Website and app data records

*** Begin section ***

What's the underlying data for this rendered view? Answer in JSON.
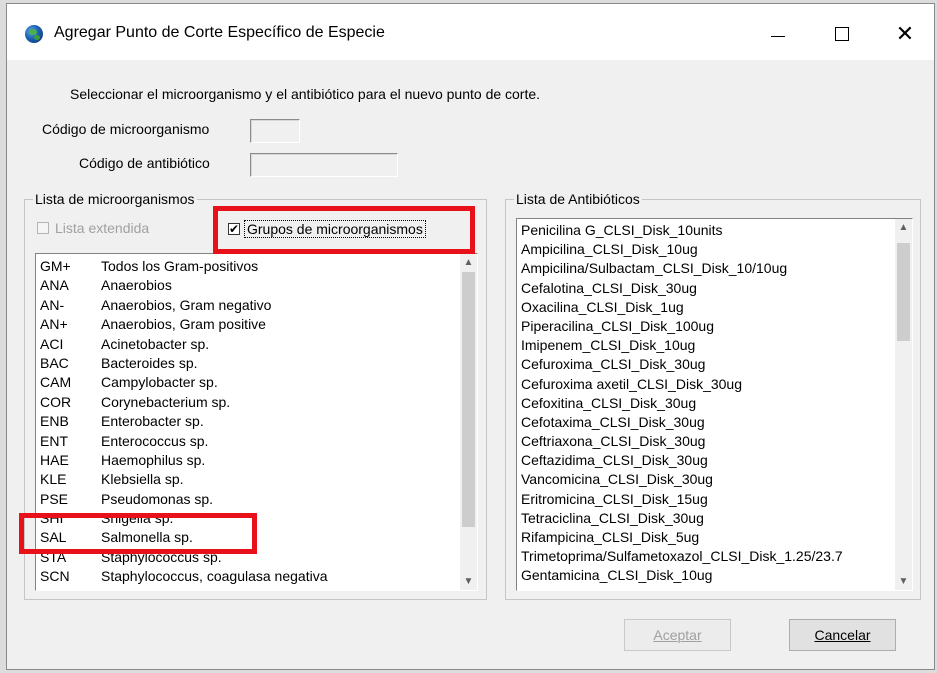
{
  "window": {
    "title": "Agregar Punto de Corte Específico de Especie"
  },
  "form": {
    "instruction": "Seleccionar el microorganismo y el antibiótico para el nuevo punto de corte.",
    "organism_code_label": "Código de microorganismo",
    "organism_code_value": "",
    "antibiotic_code_label": "Código de antibiótico",
    "antibiotic_code_value": ""
  },
  "organisms": {
    "group_label": "Lista de microorganismos",
    "extended_list_label": "Lista extendida",
    "extended_list_checked": false,
    "groups_label": "Grupos de microorganismos",
    "groups_checked": true,
    "items": [
      {
        "code": "GM+",
        "name": "Todos los Gram-positivos"
      },
      {
        "code": "ANA",
        "name": "Anaerobios"
      },
      {
        "code": "AN-",
        "name": "Anaerobios, Gram negativo"
      },
      {
        "code": "AN+",
        "name": "Anaerobios, Gram positive"
      },
      {
        "code": "ACI",
        "name": "Acinetobacter sp."
      },
      {
        "code": "BAC",
        "name": "Bacteroides sp."
      },
      {
        "code": "CAM",
        "name": "Campylobacter sp."
      },
      {
        "code": "COR",
        "name": "Corynebacterium sp."
      },
      {
        "code": "ENB",
        "name": "Enterobacter sp."
      },
      {
        "code": "ENT",
        "name": "Enterococcus sp."
      },
      {
        "code": "HAE",
        "name": "Haemophilus sp."
      },
      {
        "code": "KLE",
        "name": "Klebsiella sp."
      },
      {
        "code": "PSE",
        "name": "Pseudomonas sp."
      },
      {
        "code": "SHI",
        "name": "Shigella sp."
      },
      {
        "code": "SAL",
        "name": "Salmonella sp."
      },
      {
        "code": "STA",
        "name": "Staphylococcus sp."
      },
      {
        "code": "SCN",
        "name": "Staphylococcus, coagulasa negativa"
      }
    ]
  },
  "antibiotics": {
    "group_label": "Lista de Antibióticos",
    "items": [
      "Penicilina G_CLSI_Disk_10units",
      "Ampicilina_CLSI_Disk_10ug",
      "Ampicilina/Sulbactam_CLSI_Disk_10/10ug",
      "Cefalotina_CLSI_Disk_30ug",
      "Oxacilina_CLSI_Disk_1ug",
      "Piperacilina_CLSI_Disk_100ug",
      "Imipenem_CLSI_Disk_10ug",
      "Cefuroxima_CLSI_Disk_30ug",
      "Cefuroxima axetil_CLSI_Disk_30ug",
      "Cefoxitina_CLSI_Disk_30ug",
      "Cefotaxima_CLSI_Disk_30ug",
      "Ceftriaxona_CLSI_Disk_30ug",
      "Ceftazidima_CLSI_Disk_30ug",
      "Vancomicina_CLSI_Disk_30ug",
      "Eritromicina_CLSI_Disk_15ug",
      "Tetraciclina_CLSI_Disk_30ug",
      "Rifampicina_CLSI_Disk_5ug",
      "Trimetoprima/Sulfametoxazol_CLSI_Disk_1.25/23.7",
      "Gentamicina_CLSI_Disk_10ug"
    ]
  },
  "buttons": {
    "accept": "Aceptar",
    "cancel": "Cancelar"
  },
  "colors": {
    "highlight": "#e8111a",
    "dialog_bg": "#f0f0f0"
  }
}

*** End section ***

- _WORK REQUIRED_:
Without the pictures, restate all of the entries word for word.

- _THE ANSWER_:
What's the underlying data for this rendered view? Answer in JSON.
{
  "window": {
    "title": "Agregar Punto de Corte Específico de Especie"
  },
  "form": {
    "instruction": "Seleccionar el microorganismo y el antibiótico para el nuevo punto de corte.",
    "organism_code_label": "Código de microorganismo",
    "organism_code_value": "",
    "antibiotic_code_label": "Código de antibiótico",
    "antibiotic_code_value": ""
  },
  "organisms": {
    "group_label": "Lista de microorganismos",
    "extended_list_label": "Lista extendida",
    "extended_list_checked": false,
    "groups_label": "Grupos de microorganismos",
    "groups_checked": true,
    "items": [
      {
        "code": "GM+",
        "name": "Todos los Gram-positivos"
      },
      {
        "code": "ANA",
        "name": "Anaerobios"
      },
      {
        "code": "AN-",
        "name": "Anaerobios, Gram negativo"
      },
      {
        "code": "AN+",
        "name": "Anaerobios, Gram positive"
      },
      {
        "code": "ACI",
        "name": "Acinetobacter sp."
      },
      {
        "code": "BAC",
        "name": "Bacteroides sp."
      },
      {
        "code": "CAM",
        "name": "Campylobacter sp."
      },
      {
        "code": "COR",
        "name": "Corynebacterium sp."
      },
      {
        "code": "ENB",
        "name": "Enterobacter sp."
      },
      {
        "code": "ENT",
        "name": "Enterococcus sp."
      },
      {
        "code": "HAE",
        "name": "Haemophilus sp."
      },
      {
        "code": "KLE",
        "name": "Klebsiella sp."
      },
      {
        "code": "PSE",
        "name": "Pseudomonas sp."
      },
      {
        "code": "SHI",
        "name": "Shigella sp."
      },
      {
        "code": "SAL",
        "name": "Salmonella sp."
      },
      {
        "code": "STA",
        "name": "Staphylococcus sp."
      },
      {
        "code": "SCN",
        "name": "Staphylococcus, coagulasa negativa"
      }
    ]
  },
  "antibiotics": {
    "group_label": "Lista de Antibióticos",
    "items": [
      "Penicilina G_CLSI_Disk_10units",
      "Ampicilina_CLSI_Disk_10ug",
      "Ampicilina/Sulbactam_CLSI_Disk_10/10ug",
      "Cefalotina_CLSI_Disk_30ug",
      "Oxacilina_CLSI_Disk_1ug",
      "Piperacilina_CLSI_Disk_100ug",
      "Imipenem_CLSI_Disk_10ug",
      "Cefuroxima_CLSI_Disk_30ug",
      "Cefuroxima axetil_CLSI_Disk_30ug",
      "Cefoxitina_CLSI_Disk_30ug",
      "Cefotaxima_CLSI_Disk_30ug",
      "Ceftriaxona_CLSI_Disk_30ug",
      "Ceftazidima_CLSI_Disk_30ug",
      "Vancomicina_CLSI_Disk_30ug",
      "Eritromicina_CLSI_Disk_15ug",
      "Tetraciclina_CLSI_Disk_30ug",
      "Rifampicina_CLSI_Disk_5ug",
      "Trimetoprima/Sulfametoxazol_CLSI_Disk_1.25/23.7",
      "Gentamicina_CLSI_Disk_10ug"
    ]
  },
  "buttons": {
    "accept": "Aceptar",
    "cancel": "Cancelar"
  },
  "colors": {
    "highlight": "#e8111a",
    "dialog_bg": "#f0f0f0"
  }
}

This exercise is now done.